• _Set problem_: Your task is to copy the listing exactly. Drop any pictures from the copy.

• _Working data_:

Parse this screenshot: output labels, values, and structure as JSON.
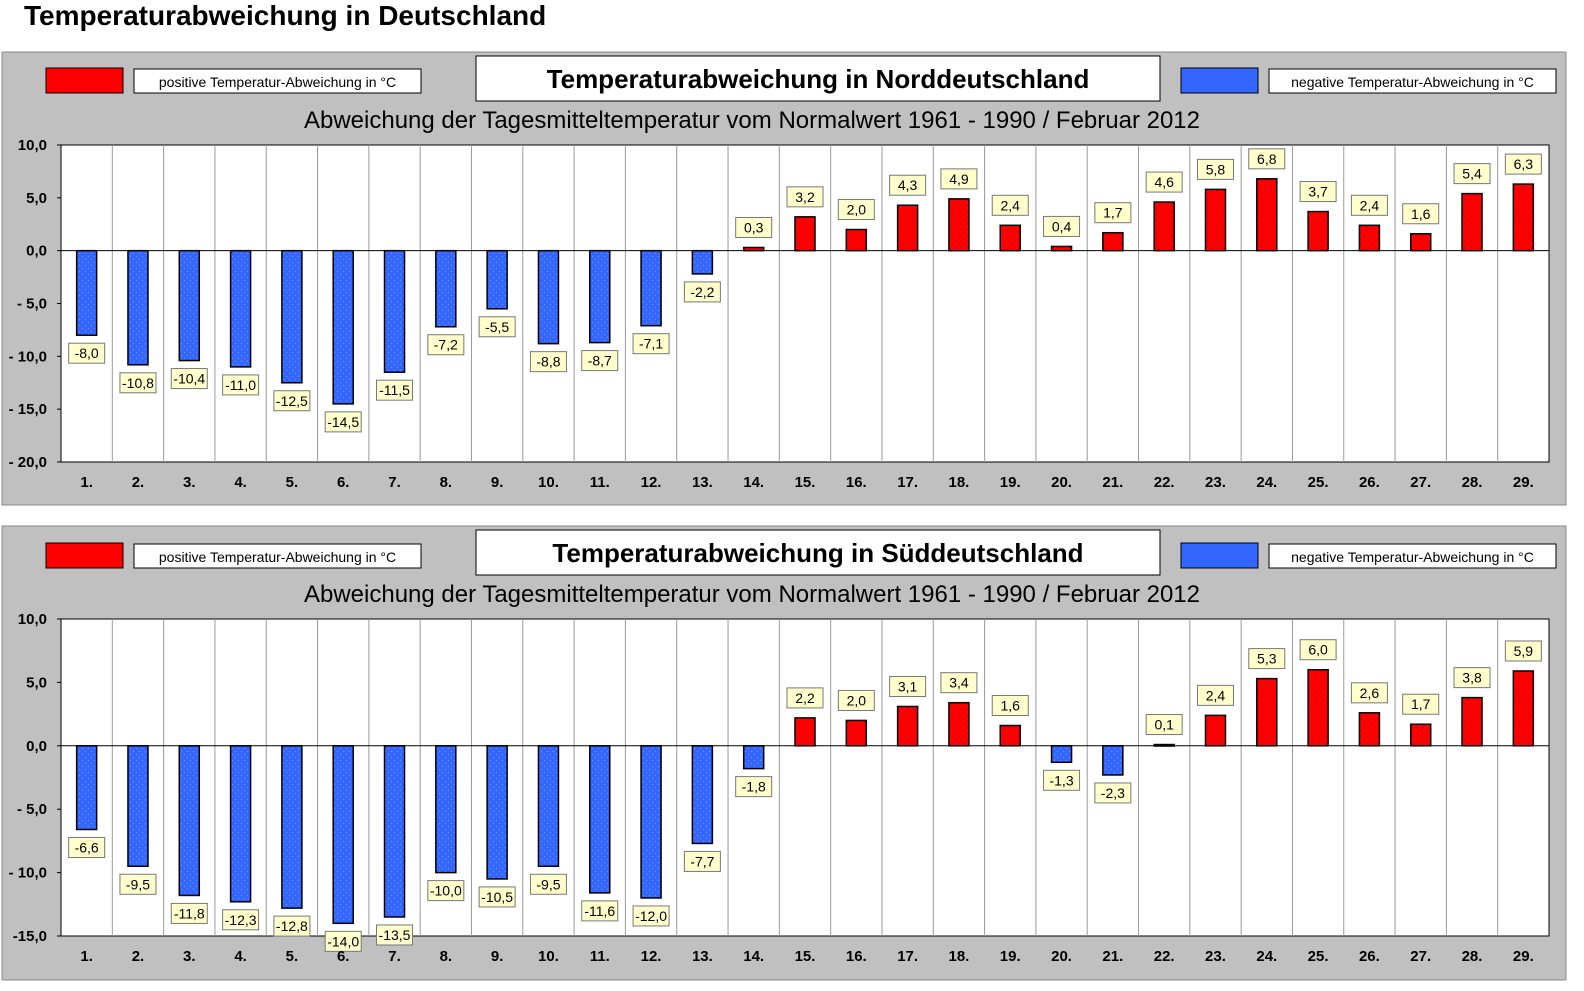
{
  "page": {
    "title": "Temperaturabweichung in Deutschland"
  },
  "colors": {
    "positive": "#ff0000",
    "negative": "#3366ff",
    "panel_bg": "#c0c0c0",
    "label_bg": "#ffffcc"
  },
  "chart_data": [
    {
      "type": "bar",
      "title": "Temperaturabweichung in Norddeutschland",
      "subtitle": "Abweichung der Tagesmitteltemperatur vom Normalwert 1961 - 1990  /  Februar 2012",
      "legend_positive": "positive Temperatur-Abweichung in °C",
      "legend_negative": "negative Temperatur-Abweichung in °C",
      "legend": "top",
      "ylim": [
        -20,
        10
      ],
      "yticks": [
        10,
        5,
        0,
        -5,
        -10,
        -15,
        -20
      ],
      "ytick_labels": [
        "10,0",
        "5,0",
        "0,0",
        "- 5,0",
        "- 10,0",
        "- 15,0",
        "- 20,0"
      ],
      "categories": [
        "1.",
        "2.",
        "3.",
        "4.",
        "5.",
        "6.",
        "7.",
        "8.",
        "9.",
        "10.",
        "11.",
        "12.",
        "13.",
        "14.",
        "15.",
        "16.",
        "17.",
        "18.",
        "19.",
        "20.",
        "21.",
        "22.",
        "23.",
        "24.",
        "25.",
        "26.",
        "27.",
        "28.",
        "29."
      ],
      "values": [
        -8.0,
        -10.8,
        -10.4,
        -11.0,
        -12.5,
        -14.5,
        -11.5,
        -7.2,
        -5.5,
        -8.8,
        -8.7,
        -7.1,
        -2.2,
        0.3,
        3.2,
        2.0,
        4.3,
        4.9,
        2.4,
        0.4,
        1.7,
        4.6,
        5.8,
        6.8,
        3.7,
        2.4,
        1.6,
        5.4,
        6.3
      ],
      "value_labels": [
        "-8,0",
        "-10,8",
        "-10,4",
        "-11,0",
        "-12,5",
        "-14,5",
        "-11,5",
        "-7,2",
        "-5,5",
        "-8,8",
        "-8,7",
        "-7,1",
        "-2,2",
        "0,3",
        "3,2",
        "2,0",
        "4,3",
        "4,9",
        "2,4",
        "0,4",
        "1,7",
        "4,6",
        "5,8",
        "6,8",
        "3,7",
        "2,4",
        "1,6",
        "5,4",
        "6,3"
      ],
      "grid": true
    },
    {
      "type": "bar",
      "title": "Temperaturabweichung in Süddeutschland",
      "subtitle": "Abweichung der Tagesmitteltemperatur vom Normalwert 1961 - 1990  /  Februar 2012",
      "legend_positive": "positive Temperatur-Abweichung in °C",
      "legend_negative": "negative Temperatur-Abweichung in °C",
      "legend": "top",
      "ylim": [
        -15,
        10
      ],
      "yticks": [
        10,
        5,
        0,
        -5,
        -10,
        -15
      ],
      "ytick_labels": [
        "10,0",
        "5,0",
        "0,0",
        "- 5,0",
        "- 10,0",
        "-15,0"
      ],
      "categories": [
        "1.",
        "2.",
        "3.",
        "4.",
        "5.",
        "6.",
        "7.",
        "8.",
        "9.",
        "10.",
        "11.",
        "12.",
        "13.",
        "14.",
        "15.",
        "16.",
        "17.",
        "18.",
        "19.",
        "20.",
        "21.",
        "22.",
        "23.",
        "24.",
        "25.",
        "26.",
        "27.",
        "28.",
        "29."
      ],
      "values": [
        -6.6,
        -9.5,
        -11.8,
        -12.3,
        -12.8,
        -14.0,
        -13.5,
        -10.0,
        -10.5,
        -9.5,
        -11.6,
        -12.0,
        -7.7,
        -1.8,
        2.2,
        2.0,
        3.1,
        3.4,
        1.6,
        -1.3,
        -2.3,
        0.1,
        2.4,
        5.3,
        6.0,
        2.6,
        1.7,
        3.8,
        5.9
      ],
      "value_labels": [
        "-6,6",
        "-9,5",
        "-11,8",
        "-12,3",
        "-12,8",
        "-14,0",
        "-13,5",
        "-10,0",
        "-10,5",
        "-9,5",
        "-11,6",
        "-12,0",
        "-7,7",
        "-1,8",
        "2,2",
        "2,0",
        "3,1",
        "3,4",
        "1,6",
        "-1,3",
        "-2,3",
        "0,1",
        "2,4",
        "5,3",
        "6,0",
        "2,6",
        "1,7",
        "3,8",
        "5,9"
      ],
      "grid": true
    }
  ]
}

• _Correct response_:
Parse this screenshot: output labels, values, and structure as JSON.
{
  "page": {
    "title": "Temperaturabweichung in Deutschland"
  },
  "colors": {
    "positive": "#ff0000",
    "negative": "#3366ff",
    "panel_bg": "#c0c0c0",
    "label_bg": "#ffffcc"
  },
  "chart_data": [
    {
      "type": "bar",
      "title": "Temperaturabweichung in Norddeutschland",
      "subtitle": "Abweichung der Tagesmitteltemperatur vom Normalwert 1961 - 1990  /  Februar 2012",
      "legend_positive": "positive Temperatur-Abweichung in °C",
      "legend_negative": "negative Temperatur-Abweichung in °C",
      "legend": "top",
      "ylim": [
        -20,
        10
      ],
      "yticks": [
        10,
        5,
        0,
        -5,
        -10,
        -15,
        -20
      ],
      "ytick_labels": [
        "10,0",
        "5,0",
        "0,0",
        "- 5,0",
        "- 10,0",
        "- 15,0",
        "- 20,0"
      ],
      "categories": [
        "1.",
        "2.",
        "3.",
        "4.",
        "5.",
        "6.",
        "7.",
        "8.",
        "9.",
        "10.",
        "11.",
        "12.",
        "13.",
        "14.",
        "15.",
        "16.",
        "17.",
        "18.",
        "19.",
        "20.",
        "21.",
        "22.",
        "23.",
        "24.",
        "25.",
        "26.",
        "27.",
        "28.",
        "29."
      ],
      "values": [
        -8.0,
        -10.8,
        -10.4,
        -11.0,
        -12.5,
        -14.5,
        -11.5,
        -7.2,
        -5.5,
        -8.8,
        -8.7,
        -7.1,
        -2.2,
        0.3,
        3.2,
        2.0,
        4.3,
        4.9,
        2.4,
        0.4,
        1.7,
        4.6,
        5.8,
        6.8,
        3.7,
        2.4,
        1.6,
        5.4,
        6.3
      ],
      "value_labels": [
        "-8,0",
        "-10,8",
        "-10,4",
        "-11,0",
        "-12,5",
        "-14,5",
        "-11,5",
        "-7,2",
        "-5,5",
        "-8,8",
        "-8,7",
        "-7,1",
        "-2,2",
        "0,3",
        "3,2",
        "2,0",
        "4,3",
        "4,9",
        "2,4",
        "0,4",
        "1,7",
        "4,6",
        "5,8",
        "6,8",
        "3,7",
        "2,4",
        "1,6",
        "5,4",
        "6,3"
      ],
      "grid": true
    },
    {
      "type": "bar",
      "title": "Temperaturabweichung in Süddeutschland",
      "subtitle": "Abweichung der Tagesmitteltemperatur vom Normalwert 1961 - 1990  /  Februar 2012",
      "legend_positive": "positive Temperatur-Abweichung in °C",
      "legend_negative": "negative Temperatur-Abweichung in °C",
      "legend": "top",
      "ylim": [
        -15,
        10
      ],
      "yticks": [
        10,
        5,
        0,
        -5,
        -10,
        -15
      ],
      "ytick_labels": [
        "10,0",
        "5,0",
        "0,0",
        "- 5,0",
        "- 10,0",
        "-15,0"
      ],
      "categories": [
        "1.",
        "2.",
        "3.",
        "4.",
        "5.",
        "6.",
        "7.",
        "8.",
        "9.",
        "10.",
        "11.",
        "12.",
        "13.",
        "14.",
        "15.",
        "16.",
        "17.",
        "18.",
        "19.",
        "20.",
        "21.",
        "22.",
        "23.",
        "24.",
        "25.",
        "26.",
        "27.",
        "28.",
        "29."
      ],
      "values": [
        -6.6,
        -9.5,
        -11.8,
        -12.3,
        -12.8,
        -14.0,
        -13.5,
        -10.0,
        -10.5,
        -9.5,
        -11.6,
        -12.0,
        -7.7,
        -1.8,
        2.2,
        2.0,
        3.1,
        3.4,
        1.6,
        -1.3,
        -2.3,
        0.1,
        2.4,
        5.3,
        6.0,
        2.6,
        1.7,
        3.8,
        5.9
      ],
      "value_labels": [
        "-6,6",
        "-9,5",
        "-11,8",
        "-12,3",
        "-12,8",
        "-14,0",
        "-13,5",
        "-10,0",
        "-10,5",
        "-9,5",
        "-11,6",
        "-12,0",
        "-7,7",
        "-1,8",
        "2,2",
        "2,0",
        "3,1",
        "3,4",
        "1,6",
        "-1,3",
        "-2,3",
        "0,1",
        "2,4",
        "5,3",
        "6,0",
        "2,6",
        "1,7",
        "3,8",
        "5,9"
      ],
      "grid": true
    }
  ]
}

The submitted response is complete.